--- Problem to work on ---
Go through the listing below, count the lines that contain "muerte", and state the number alone.
** Opening Record set block **
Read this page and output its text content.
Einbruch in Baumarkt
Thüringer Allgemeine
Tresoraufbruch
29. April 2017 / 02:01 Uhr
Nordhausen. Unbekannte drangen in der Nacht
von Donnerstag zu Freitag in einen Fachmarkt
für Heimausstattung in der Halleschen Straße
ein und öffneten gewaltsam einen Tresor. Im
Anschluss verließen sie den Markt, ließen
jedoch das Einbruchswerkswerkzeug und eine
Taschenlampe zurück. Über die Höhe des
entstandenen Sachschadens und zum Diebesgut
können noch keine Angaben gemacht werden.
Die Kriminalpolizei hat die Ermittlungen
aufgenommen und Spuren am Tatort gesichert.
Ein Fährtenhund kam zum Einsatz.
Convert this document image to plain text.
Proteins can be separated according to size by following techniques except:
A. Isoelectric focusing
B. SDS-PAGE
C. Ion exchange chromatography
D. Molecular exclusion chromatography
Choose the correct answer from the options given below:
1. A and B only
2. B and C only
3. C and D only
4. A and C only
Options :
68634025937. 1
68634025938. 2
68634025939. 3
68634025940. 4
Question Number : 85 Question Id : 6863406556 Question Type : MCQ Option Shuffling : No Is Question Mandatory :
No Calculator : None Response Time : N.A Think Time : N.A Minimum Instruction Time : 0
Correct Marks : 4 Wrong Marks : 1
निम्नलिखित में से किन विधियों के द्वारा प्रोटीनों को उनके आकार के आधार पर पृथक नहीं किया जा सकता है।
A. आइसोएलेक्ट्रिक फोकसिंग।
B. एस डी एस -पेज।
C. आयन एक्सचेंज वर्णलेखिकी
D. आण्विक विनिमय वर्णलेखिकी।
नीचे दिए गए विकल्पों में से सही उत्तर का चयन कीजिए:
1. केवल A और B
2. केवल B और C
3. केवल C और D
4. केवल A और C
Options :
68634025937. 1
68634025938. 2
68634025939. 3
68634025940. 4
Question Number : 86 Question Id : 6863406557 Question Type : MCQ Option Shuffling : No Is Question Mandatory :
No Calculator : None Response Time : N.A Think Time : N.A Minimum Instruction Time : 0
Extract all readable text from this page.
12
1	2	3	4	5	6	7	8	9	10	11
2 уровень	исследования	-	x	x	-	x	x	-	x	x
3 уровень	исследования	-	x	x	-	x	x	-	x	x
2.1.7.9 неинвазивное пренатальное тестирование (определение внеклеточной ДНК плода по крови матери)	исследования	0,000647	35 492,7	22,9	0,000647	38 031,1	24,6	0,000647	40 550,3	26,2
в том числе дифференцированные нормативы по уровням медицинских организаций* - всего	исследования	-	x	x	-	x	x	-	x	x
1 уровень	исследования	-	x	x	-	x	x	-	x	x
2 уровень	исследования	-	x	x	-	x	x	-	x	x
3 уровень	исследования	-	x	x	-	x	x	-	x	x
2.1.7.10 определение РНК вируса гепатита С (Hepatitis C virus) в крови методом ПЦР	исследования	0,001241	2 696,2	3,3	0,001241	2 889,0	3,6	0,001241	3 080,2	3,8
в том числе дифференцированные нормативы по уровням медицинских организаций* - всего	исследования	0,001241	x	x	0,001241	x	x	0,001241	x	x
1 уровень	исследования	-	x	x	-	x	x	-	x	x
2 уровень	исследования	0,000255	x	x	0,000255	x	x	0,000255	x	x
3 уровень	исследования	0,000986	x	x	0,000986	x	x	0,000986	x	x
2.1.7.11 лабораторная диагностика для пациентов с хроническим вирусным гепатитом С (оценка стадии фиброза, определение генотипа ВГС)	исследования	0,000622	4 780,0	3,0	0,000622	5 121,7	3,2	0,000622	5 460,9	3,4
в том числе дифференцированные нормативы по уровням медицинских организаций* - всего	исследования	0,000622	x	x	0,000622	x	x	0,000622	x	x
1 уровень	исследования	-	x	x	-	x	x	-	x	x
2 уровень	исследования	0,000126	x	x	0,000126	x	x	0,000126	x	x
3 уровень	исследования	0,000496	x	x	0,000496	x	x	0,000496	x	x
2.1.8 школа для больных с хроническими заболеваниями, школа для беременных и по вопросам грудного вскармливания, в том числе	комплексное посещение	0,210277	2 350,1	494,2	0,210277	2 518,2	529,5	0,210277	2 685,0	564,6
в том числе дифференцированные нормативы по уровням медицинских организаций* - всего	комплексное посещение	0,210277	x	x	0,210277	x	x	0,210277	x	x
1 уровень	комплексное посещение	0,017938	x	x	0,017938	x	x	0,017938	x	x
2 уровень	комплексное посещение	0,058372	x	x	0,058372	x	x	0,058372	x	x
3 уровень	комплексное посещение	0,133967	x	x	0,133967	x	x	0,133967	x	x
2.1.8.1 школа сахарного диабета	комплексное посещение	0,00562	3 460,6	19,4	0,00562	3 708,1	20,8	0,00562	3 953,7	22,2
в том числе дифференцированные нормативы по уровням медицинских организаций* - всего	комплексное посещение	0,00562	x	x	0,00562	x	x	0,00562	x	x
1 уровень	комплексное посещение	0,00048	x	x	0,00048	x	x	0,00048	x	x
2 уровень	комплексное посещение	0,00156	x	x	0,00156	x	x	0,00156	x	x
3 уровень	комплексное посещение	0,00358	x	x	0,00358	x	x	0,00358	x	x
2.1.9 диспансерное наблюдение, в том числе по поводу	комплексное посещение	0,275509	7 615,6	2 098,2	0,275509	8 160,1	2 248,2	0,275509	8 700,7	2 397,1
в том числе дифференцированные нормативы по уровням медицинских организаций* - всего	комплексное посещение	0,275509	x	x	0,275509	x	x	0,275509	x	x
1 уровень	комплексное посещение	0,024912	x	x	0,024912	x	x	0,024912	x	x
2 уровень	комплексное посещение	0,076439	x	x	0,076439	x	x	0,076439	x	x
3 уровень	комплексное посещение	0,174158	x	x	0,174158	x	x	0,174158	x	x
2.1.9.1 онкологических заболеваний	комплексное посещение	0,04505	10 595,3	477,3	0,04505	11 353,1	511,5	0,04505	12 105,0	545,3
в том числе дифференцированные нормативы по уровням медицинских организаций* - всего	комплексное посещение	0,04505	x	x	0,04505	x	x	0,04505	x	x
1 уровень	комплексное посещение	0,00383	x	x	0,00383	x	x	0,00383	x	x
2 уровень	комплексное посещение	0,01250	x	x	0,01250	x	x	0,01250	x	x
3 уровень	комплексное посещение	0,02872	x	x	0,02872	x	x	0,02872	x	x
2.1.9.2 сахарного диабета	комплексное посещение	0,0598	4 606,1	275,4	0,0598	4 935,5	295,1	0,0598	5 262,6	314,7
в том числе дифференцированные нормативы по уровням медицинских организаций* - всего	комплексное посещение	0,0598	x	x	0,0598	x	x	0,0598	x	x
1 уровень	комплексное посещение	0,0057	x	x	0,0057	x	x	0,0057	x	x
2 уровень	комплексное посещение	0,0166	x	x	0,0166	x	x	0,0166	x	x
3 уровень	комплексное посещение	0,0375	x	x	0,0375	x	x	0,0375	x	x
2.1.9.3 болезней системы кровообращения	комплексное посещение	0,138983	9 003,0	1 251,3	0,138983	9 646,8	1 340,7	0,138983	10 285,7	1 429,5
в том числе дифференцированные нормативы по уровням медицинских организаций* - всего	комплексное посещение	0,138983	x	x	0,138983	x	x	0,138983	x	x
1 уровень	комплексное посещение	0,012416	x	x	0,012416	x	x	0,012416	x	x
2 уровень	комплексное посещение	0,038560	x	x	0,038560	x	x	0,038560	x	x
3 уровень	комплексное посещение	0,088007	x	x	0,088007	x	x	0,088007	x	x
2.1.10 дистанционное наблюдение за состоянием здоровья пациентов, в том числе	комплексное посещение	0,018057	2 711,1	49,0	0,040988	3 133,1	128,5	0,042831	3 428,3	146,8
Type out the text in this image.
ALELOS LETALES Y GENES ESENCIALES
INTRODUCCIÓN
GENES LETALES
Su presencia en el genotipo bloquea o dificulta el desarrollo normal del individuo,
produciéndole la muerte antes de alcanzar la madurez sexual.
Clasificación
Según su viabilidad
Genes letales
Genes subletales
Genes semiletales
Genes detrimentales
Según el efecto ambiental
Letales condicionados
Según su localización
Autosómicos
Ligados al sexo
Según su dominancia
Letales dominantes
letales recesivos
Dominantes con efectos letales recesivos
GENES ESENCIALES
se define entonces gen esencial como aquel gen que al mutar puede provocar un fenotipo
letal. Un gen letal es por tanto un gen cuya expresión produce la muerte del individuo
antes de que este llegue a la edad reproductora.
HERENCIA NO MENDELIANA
** Closing Record set block **
--- Response for this exercise ---
2